Work required:
Retype each record shown below, leaving every character as it is.
== Input ==
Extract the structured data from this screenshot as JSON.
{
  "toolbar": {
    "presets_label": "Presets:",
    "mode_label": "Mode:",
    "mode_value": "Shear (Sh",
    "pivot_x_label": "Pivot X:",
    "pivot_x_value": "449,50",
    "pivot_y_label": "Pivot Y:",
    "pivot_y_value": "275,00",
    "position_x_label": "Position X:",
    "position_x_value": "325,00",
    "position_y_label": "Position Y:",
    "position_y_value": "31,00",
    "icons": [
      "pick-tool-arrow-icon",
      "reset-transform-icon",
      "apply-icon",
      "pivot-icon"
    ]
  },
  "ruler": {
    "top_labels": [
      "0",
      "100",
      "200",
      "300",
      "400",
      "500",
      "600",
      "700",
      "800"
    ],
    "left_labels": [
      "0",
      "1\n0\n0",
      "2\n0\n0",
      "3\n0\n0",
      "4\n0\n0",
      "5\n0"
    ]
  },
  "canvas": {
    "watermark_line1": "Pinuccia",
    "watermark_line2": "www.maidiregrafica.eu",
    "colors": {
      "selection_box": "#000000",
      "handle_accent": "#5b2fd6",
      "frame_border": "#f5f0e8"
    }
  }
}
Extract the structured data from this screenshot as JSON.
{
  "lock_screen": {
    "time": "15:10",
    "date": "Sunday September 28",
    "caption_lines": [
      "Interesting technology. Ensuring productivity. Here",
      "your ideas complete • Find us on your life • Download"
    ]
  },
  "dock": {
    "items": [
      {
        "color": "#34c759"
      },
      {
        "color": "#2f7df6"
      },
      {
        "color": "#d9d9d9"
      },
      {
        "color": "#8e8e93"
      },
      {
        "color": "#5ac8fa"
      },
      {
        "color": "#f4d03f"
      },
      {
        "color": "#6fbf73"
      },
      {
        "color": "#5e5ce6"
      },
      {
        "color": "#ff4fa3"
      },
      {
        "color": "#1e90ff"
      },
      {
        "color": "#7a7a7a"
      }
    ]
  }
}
===
Full solution:
Extract the structured data from this screenshot as JSON.
{
  "toolbar": {
    "presets_label": "Presets:",
    "mode_label": "Mode:",
    "mode_value": "Shear (Sh",
    "pivot_x_label": "Pivot X:",
    "pivot_x_value": "449,50",
    "pivot_y_label": "Pivot Y:",
    "pivot_y_value": "275,00",
    "position_x_label": "Position X:",
    "position_x_value": "325,00",
    "position_y_label": "Position Y:",
    "position_y_value": "31,00",
    "icons": [
      "pick-tool-arrow-icon",
      "reset-transform-icon",
      "apply-icon",
      "pivot-icon"
    ]
  },
  "ruler": {
    "top_labels": [
      "0",
      "100",
      "200",
      "300",
      "400",
      "500",
      "600",
      "700",
      "800"
    ],
    "left_labels": [
      "0",
      "1\n0\n0",
      "2\n0\n0",
      "3\n0\n0",
      "4\n0\n0",
      "5\n0"
    ]
  },
  "canvas": {
    "watermark_line1": "Pinuccia",
    "watermark_line2": "www.maidiregrafica.eu",
    "colors": {
      "selection_box": "#000000",
      "handle_accent": "#5b2fd6",
      "frame_border": "#f5f0e8"
    }
  }
}
Extract the structured data from this screenshot as JSON.
{
  "lock_screen": {
    "time": "15:10",
    "date": "Sunday September 28",
    "caption_lines": [
      "Interesting technology. Ensuring productivity. Here",
      "your ideas complete • Find us on your life • Download"
    ]
  },
  "dock": {
    "items": [
      {
        "color": "#34c759"
      },
      {
        "color": "#2f7df6"
      },
      {
        "color": "#d9d9d9"
      },
      {
        "color": "#8e8e93"
      },
      {
        "color": "#5ac8fa"
      },
      {
        "color": "#f4d03f"
      },
      {
        "color": "#6fbf73"
      },
      {
        "color": "#5e5ce6"
      },
      {
        "color": "#ff4fa3"
      },
      {
        "color": "#1e90ff"
      },
      {
        "color": "#7a7a7a"
      }
    ]
  }
}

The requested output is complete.